**Task inputs:**
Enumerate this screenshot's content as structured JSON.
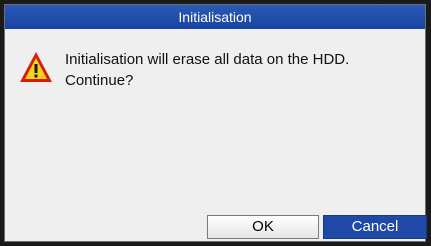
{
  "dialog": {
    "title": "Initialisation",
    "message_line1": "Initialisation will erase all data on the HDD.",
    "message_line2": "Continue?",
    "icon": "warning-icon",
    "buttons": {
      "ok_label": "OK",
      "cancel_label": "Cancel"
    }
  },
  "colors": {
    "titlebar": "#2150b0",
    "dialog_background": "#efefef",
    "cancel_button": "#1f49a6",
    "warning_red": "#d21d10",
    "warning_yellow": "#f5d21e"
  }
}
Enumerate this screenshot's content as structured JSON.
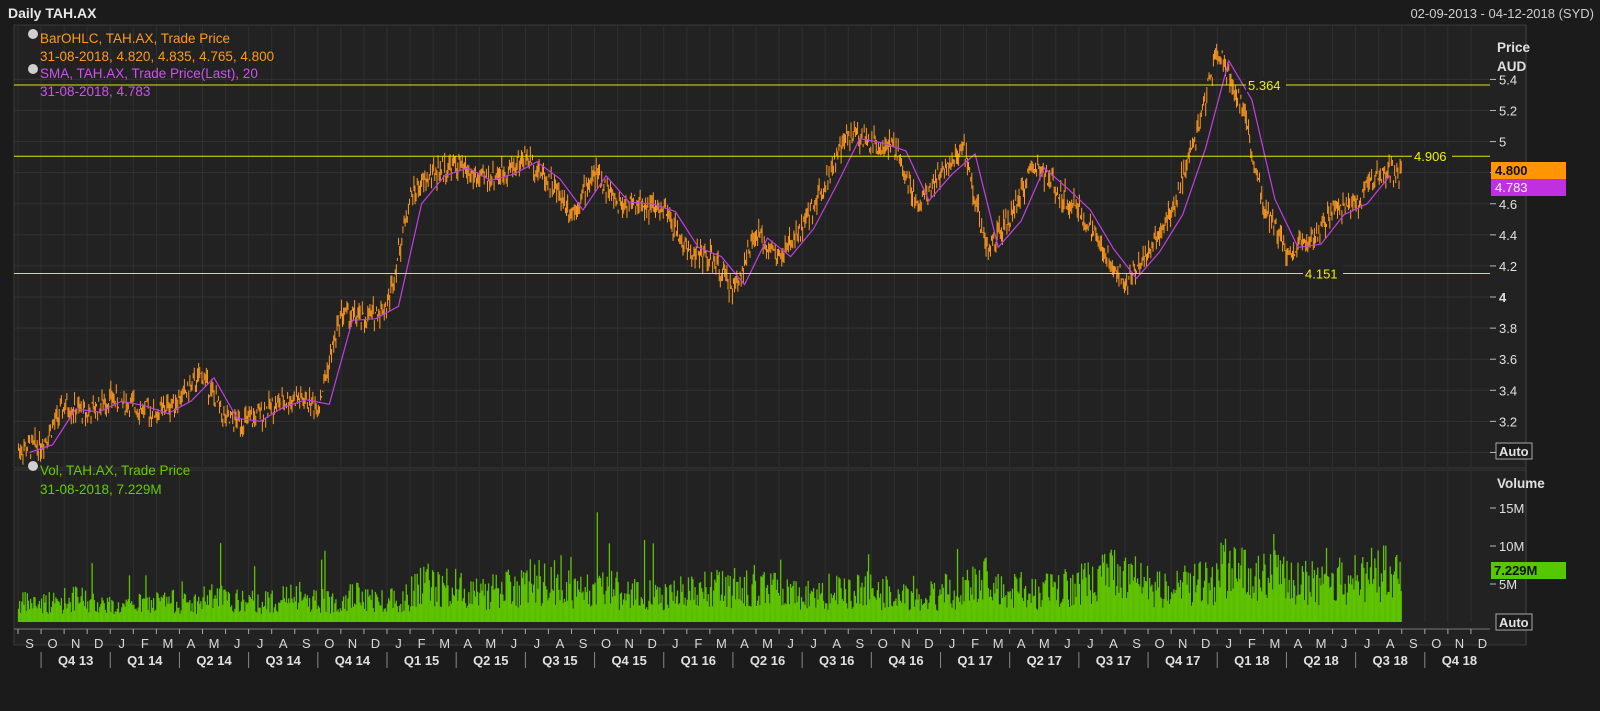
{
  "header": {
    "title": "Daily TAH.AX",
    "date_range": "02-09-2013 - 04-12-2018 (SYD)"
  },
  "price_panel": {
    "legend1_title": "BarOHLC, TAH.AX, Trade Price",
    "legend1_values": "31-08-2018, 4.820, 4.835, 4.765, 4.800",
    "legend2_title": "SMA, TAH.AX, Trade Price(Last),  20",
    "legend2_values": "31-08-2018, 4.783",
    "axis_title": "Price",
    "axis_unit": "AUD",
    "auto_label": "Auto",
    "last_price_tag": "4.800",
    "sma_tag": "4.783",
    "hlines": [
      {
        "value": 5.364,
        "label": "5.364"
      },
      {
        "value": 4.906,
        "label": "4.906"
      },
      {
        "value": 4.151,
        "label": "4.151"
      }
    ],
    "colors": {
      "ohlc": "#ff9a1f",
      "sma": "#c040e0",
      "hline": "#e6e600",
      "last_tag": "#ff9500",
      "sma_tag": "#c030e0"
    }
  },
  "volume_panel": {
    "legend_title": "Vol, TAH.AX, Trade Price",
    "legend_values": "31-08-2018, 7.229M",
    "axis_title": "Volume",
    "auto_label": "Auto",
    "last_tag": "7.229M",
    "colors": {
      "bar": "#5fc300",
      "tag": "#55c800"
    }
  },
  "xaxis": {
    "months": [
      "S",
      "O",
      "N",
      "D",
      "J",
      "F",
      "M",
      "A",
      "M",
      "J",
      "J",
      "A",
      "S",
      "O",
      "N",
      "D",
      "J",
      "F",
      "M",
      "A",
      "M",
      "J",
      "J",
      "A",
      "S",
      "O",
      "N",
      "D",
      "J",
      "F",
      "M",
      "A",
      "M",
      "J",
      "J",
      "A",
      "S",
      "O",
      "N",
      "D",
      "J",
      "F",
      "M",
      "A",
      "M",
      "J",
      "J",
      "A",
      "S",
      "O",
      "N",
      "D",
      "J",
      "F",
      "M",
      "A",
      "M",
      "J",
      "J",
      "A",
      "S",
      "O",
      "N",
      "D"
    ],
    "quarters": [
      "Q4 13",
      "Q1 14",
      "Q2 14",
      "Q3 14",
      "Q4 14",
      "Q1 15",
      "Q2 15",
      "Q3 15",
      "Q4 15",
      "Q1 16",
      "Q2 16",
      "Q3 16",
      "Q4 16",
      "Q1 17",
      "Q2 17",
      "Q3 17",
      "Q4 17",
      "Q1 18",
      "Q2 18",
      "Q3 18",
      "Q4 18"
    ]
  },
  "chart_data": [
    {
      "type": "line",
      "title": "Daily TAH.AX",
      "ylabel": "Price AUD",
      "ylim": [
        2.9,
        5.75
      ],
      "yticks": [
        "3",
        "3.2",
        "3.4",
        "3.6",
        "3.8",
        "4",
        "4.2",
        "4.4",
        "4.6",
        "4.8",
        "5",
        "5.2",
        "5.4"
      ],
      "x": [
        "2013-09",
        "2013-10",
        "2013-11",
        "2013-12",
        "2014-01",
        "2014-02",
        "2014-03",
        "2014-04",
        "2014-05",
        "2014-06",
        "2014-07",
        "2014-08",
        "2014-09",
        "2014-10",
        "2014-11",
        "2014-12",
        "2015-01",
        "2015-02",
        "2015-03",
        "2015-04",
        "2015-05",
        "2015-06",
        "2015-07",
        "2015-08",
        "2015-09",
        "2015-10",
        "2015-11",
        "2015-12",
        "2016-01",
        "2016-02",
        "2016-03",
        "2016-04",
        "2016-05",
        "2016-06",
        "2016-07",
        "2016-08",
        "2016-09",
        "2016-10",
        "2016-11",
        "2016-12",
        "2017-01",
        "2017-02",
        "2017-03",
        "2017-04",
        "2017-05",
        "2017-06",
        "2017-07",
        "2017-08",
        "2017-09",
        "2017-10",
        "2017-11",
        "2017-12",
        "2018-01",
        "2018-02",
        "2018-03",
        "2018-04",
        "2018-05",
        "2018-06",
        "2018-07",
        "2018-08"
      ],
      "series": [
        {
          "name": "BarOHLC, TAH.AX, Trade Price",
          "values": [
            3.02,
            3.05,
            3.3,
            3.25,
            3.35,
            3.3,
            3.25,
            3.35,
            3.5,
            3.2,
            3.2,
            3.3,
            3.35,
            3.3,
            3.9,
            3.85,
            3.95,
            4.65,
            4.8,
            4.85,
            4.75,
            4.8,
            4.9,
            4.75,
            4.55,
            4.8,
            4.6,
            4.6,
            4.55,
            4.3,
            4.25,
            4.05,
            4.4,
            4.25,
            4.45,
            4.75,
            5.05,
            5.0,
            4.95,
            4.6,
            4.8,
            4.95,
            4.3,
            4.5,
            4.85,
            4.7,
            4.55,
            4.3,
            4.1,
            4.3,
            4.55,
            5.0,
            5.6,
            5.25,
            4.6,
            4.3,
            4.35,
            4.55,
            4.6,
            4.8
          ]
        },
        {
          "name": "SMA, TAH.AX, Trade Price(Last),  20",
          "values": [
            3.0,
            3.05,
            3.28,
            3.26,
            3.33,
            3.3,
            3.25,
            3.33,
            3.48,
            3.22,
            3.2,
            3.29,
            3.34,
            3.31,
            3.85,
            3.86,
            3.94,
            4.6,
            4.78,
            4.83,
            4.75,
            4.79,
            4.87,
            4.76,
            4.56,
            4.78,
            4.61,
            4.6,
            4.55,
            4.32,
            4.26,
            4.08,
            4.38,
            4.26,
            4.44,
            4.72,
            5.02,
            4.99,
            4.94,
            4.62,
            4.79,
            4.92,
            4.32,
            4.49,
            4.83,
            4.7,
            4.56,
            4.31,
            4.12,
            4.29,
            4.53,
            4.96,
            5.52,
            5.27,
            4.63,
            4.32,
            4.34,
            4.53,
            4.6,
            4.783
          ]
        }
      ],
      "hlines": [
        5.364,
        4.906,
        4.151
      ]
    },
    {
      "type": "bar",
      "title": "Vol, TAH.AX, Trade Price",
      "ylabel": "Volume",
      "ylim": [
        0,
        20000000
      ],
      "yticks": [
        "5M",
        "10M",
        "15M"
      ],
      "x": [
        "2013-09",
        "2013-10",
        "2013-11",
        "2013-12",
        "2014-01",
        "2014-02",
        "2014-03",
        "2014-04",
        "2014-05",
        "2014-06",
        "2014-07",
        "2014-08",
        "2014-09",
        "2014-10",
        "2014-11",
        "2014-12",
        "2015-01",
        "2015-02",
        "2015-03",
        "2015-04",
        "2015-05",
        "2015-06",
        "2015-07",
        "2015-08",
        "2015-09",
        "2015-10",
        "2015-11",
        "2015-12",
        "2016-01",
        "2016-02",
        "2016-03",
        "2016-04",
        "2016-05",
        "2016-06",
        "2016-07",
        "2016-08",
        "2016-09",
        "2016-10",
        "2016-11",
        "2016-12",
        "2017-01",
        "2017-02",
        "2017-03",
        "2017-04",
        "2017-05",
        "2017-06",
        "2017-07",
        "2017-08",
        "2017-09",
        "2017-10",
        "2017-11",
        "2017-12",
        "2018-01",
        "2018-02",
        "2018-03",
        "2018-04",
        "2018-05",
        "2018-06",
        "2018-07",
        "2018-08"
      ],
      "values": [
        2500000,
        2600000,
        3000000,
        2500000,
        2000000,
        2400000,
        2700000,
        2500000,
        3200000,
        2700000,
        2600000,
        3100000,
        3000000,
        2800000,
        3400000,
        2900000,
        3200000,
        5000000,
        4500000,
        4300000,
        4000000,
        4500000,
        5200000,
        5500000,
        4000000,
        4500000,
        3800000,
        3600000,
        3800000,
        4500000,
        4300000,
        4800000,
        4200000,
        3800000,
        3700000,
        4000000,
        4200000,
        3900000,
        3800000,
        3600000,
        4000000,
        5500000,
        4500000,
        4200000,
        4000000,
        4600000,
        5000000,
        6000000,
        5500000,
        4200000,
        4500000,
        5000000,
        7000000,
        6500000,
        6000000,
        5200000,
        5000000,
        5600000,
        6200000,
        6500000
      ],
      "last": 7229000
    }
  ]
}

**Stated exercise:**
Say how many lines contain "Trade", and give nothing but that number.

**Reply to the exercise:**
6